STORED DATA:

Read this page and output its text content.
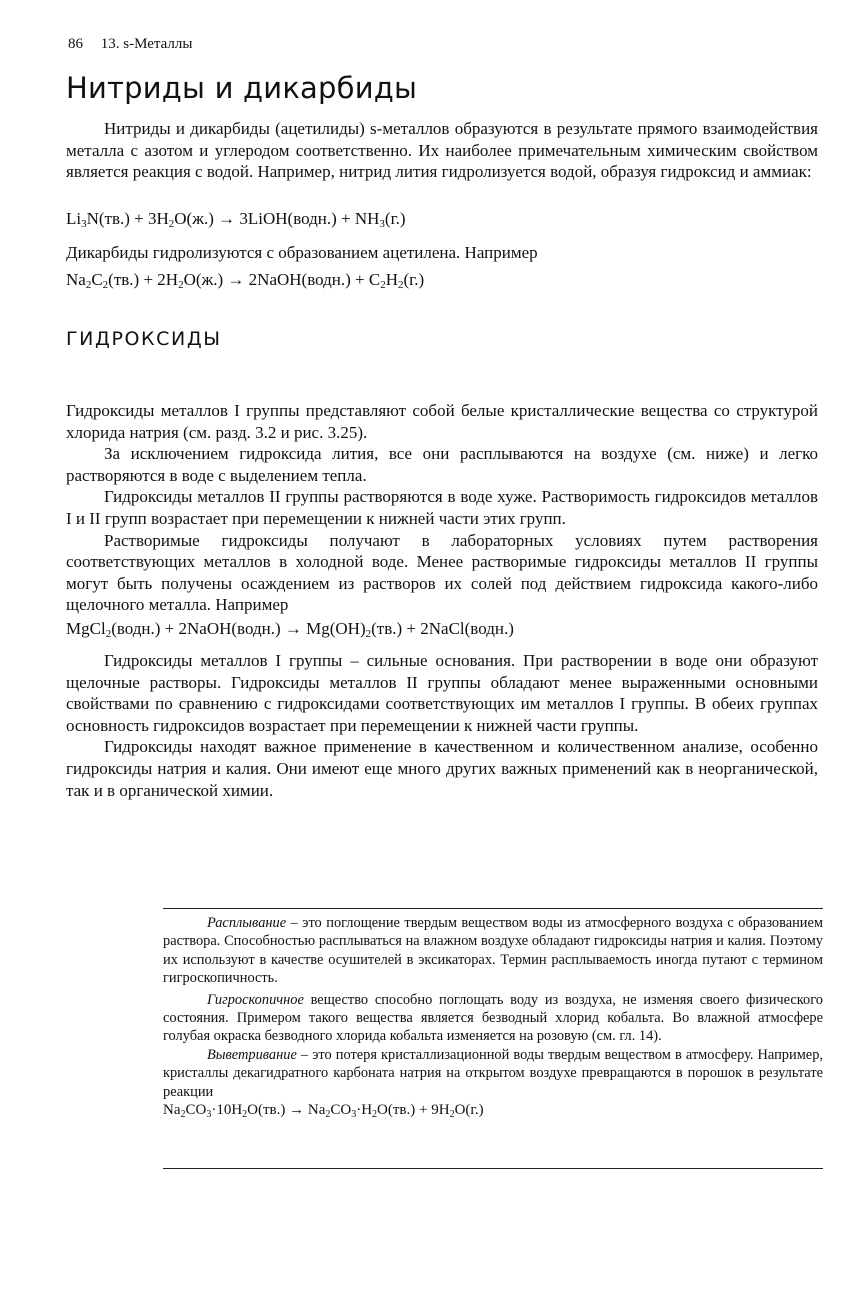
86 13. s-Металлы
Нитриды и дикарбиды

Нитриды и дикарбиды (ацетилиды) s-металлов образуются в результате прямого взаимодействия металла с азотом и углеродом соответственно. Их наиболее примечательным химическим свойством является реакция с водой. Например, нитрид лития гидролизуется водой, образуя гидроксид и аммиак:

$Li_3N(тв.) + 3H_2O(ж.)$ → 3LiOH(водн.) + $NH_3(г.)$

Дикарбиды гидролизуются с образованием ацетилена. Например

$Na_2C_2(тв.) + 2H_2O(ж.)$ → 2NaOH(водн.) + $C_2H_2(г.)$
ГИДРОКСИДЫ

Гидроксиды металлов I группы представляют собой белые кристаллические вещества со структурой хлорида натрия (см. разд. 3.2 и рис. 3.25).

За исключением гидроксида лития, все они расплываются на воздухе (см. ниже) и легко растворяются в воде с выделением тепла.

Гидроксиды металлов II группы растворяются в воде хуже. Растворимость гидроксидов металлов I и II групп возрастает при перемещении к нижней части этих групп.

Растворимые гидроксиды получают в лабораторных условиях путем растворения соответствующих металлов в холодной воде. Менее растворимые гидроксиды металлов II группы могут быть получены осаждением из растворов их солей под действием гидроксида какого-либо щелочного металла. Например

MgCl$_2$(водн.) + 2NaOH(водн.) → $Mg(OH)_2(тв.)$ + 2NaCl(водн.)

Гидроксиды металлов I группы – сильные основания. При растворении в воде они образуют щелочные растворы. Гидроксиды металлов II группы обладают менее выраженными основными свойствами по сравнению с гидроксидами соответствующих им металлов I группы. В обеих группах основность гидроксидов возрастает при перемещении к нижней части группы.

Гидроксиды находят важное применение в качественном и количественном анализе, особенно гидроксиды натрия и калия. Они имеют еще много других важных применений как в неорганической, так и в органической химии.

Расплывание – это поглощение твердым веществом воды из атмосферного воздуха с образованием раствора. Способностью расплываться на влажном воздухе обладают гидроксиды натрия и калия. Поэтому их используют в качестве осушителей в эксикаторах. Термин расплываемость иногда путают с термином гигроскопичность.

Гигроскопичное вещество способно поглощать воду из воздуха, не изменяя своего физического состояния. Примером такого вещества является безводный хлорид кобальта. Во влажной атмосфере голубая окраска безводного хлорида кобальта изменяется на розовую (см. гл. 14).

Выветривание – это потеря кристаллизационной воды твердым веществом в атмосферу. Например, кристаллы декагидратного карбоната натрия на открытом воздухе превращаются в порошок в результате реакции

$Na_2CO_3\cdot 10H_2O(тв.) \to Na_2CO_3\cdot H_2O(тв.) + 9H_2O(г.)$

REQUEST:
From the entries above, pull out each line that includes "металлов".

FINISHED EXERCISE:
Нитриды и дикарбиды (ацетилиды) s-металлов образуются в результате прямого взаимодействия металла с азотом и углеродом соответственно. Их наиболее примечательным химическим свойством является реакция с водой. Например, нитрид лития гидролизуется водой, образуя гидроксид и аммиак:
Гидроксиды металлов I группы представляют собой белые кристаллические вещества со структурой хлорида натрия (см. разд. 3.2 и рис. 3.25).
Гидроксиды металлов II группы растворяются в воде хуже. Растворимость гидроксидов металлов I и II групп возрастает при перемещении к нижней части этих групп.
Растворимые гидроксиды получают в лабораторных условиях путем растворения соответствующих металлов в холодной воде. Менее растворимые гидроксиды металлов II группы могут быть получены осаждением из растворов их солей под действием гидроксида какого-либо щелочного металла. Например
Гидроксиды металлов I группы – сильные основания. При растворении в воде они образуют щелочные растворы. Гидроксиды металлов II группы обладают менее выраженными основными свойствами по сравнению с гидроксидами соответствующих им металлов I группы. В обеих группах основность гидроксидов возрастает при перемещении к нижней части группы.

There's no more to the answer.